__DO THIS__. Render as a Markdown table with columns Row and Line, omitting blank lines, the lines starting with the one containing "List 30 of the" and continuing through the one containing "x-tick-label: 70 — [612, 695, 653, 741]".

=======

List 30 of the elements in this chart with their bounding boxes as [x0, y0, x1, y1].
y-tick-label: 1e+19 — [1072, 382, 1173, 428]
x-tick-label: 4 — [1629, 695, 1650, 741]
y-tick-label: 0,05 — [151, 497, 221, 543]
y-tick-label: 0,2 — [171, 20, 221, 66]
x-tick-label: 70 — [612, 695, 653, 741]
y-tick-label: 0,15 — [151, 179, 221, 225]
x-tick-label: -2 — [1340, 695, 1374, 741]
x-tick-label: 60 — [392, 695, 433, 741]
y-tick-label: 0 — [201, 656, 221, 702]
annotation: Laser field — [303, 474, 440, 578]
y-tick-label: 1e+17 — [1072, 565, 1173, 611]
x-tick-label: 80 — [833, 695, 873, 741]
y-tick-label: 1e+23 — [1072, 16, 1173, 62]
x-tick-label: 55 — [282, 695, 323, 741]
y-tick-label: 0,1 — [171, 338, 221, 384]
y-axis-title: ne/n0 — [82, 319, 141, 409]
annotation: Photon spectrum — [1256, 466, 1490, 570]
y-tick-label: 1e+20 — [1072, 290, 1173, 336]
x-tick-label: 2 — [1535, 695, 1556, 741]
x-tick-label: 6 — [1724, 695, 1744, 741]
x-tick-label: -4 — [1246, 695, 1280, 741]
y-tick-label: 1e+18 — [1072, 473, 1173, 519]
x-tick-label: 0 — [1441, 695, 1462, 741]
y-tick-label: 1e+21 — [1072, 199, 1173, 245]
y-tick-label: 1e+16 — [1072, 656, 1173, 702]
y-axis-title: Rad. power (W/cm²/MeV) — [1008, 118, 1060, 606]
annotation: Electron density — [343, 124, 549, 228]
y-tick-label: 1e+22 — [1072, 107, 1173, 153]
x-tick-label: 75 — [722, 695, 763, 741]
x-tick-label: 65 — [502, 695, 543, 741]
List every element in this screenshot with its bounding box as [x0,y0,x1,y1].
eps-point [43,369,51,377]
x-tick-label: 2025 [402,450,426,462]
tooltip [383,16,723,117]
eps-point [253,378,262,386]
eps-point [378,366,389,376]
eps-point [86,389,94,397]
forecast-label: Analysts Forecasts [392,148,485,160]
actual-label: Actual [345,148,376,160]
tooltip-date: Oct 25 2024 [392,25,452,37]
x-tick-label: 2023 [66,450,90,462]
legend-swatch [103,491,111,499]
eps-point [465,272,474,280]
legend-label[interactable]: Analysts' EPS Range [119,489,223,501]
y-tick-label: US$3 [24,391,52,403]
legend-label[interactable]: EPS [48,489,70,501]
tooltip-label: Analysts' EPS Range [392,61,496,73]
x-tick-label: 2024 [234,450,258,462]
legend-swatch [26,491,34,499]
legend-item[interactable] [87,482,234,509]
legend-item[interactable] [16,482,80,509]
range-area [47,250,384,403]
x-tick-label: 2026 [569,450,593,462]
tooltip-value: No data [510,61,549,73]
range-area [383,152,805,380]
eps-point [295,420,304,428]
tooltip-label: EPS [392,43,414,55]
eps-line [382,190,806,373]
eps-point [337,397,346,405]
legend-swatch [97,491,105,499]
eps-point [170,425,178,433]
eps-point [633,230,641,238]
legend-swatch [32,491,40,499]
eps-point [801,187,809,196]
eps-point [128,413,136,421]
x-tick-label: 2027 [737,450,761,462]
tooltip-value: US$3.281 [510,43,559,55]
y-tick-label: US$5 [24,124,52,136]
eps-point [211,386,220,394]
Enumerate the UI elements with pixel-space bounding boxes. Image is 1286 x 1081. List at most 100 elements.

=======

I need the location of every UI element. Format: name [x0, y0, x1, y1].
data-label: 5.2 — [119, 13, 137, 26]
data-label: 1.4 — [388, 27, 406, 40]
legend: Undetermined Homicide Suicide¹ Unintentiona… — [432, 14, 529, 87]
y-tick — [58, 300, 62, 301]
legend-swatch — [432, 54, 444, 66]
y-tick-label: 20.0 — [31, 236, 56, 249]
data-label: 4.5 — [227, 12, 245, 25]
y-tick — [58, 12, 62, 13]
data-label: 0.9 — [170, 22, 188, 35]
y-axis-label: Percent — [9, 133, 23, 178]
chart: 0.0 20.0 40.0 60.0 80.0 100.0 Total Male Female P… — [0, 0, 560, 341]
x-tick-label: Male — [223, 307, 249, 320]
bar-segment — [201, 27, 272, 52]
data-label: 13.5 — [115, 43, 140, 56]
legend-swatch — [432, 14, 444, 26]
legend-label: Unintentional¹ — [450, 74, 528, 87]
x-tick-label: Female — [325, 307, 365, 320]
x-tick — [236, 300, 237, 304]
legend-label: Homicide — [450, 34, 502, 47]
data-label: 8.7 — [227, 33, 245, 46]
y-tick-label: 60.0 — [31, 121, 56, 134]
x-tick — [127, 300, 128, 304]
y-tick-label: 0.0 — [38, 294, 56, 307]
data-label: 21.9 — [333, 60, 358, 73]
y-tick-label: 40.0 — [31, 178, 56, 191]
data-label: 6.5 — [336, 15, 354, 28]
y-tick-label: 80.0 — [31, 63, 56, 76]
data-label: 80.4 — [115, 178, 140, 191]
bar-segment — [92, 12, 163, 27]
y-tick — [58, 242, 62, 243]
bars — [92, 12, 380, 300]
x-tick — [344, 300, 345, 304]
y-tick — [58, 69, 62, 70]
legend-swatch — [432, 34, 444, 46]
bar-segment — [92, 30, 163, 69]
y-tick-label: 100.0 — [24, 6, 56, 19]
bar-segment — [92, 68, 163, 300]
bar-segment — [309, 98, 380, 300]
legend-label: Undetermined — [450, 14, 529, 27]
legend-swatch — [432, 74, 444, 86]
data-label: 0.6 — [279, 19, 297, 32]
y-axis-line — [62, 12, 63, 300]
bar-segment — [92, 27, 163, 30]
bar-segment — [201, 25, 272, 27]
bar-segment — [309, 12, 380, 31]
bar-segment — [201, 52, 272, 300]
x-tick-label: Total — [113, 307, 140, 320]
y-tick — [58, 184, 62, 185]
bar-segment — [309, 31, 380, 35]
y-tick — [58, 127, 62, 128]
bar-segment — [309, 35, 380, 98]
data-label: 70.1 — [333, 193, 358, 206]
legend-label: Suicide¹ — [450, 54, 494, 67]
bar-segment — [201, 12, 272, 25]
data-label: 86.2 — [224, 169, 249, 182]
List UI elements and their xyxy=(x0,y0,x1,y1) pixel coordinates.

=======

__RESULT BELOW__.
| Row | Line |
|---|---|
| 1 | List 30 of the elements in this chart with their bounding boxes as [x0, y0, x1, y1]. |
| 2 | y-tick-label: 1e+19 — [1072, 382, 1173, 428] |
| 3 | x-tick-label: 4 — [1629, 695, 1650, 741] |
| 4 | y-tick-label: 0,05 — [151, 497, 221, 543] |
| 5 | y-tick-label: 0,2 — [171, 20, 221, 66] |
| 6 | x-tick-label: 70 — [612, 695, 653, 741] |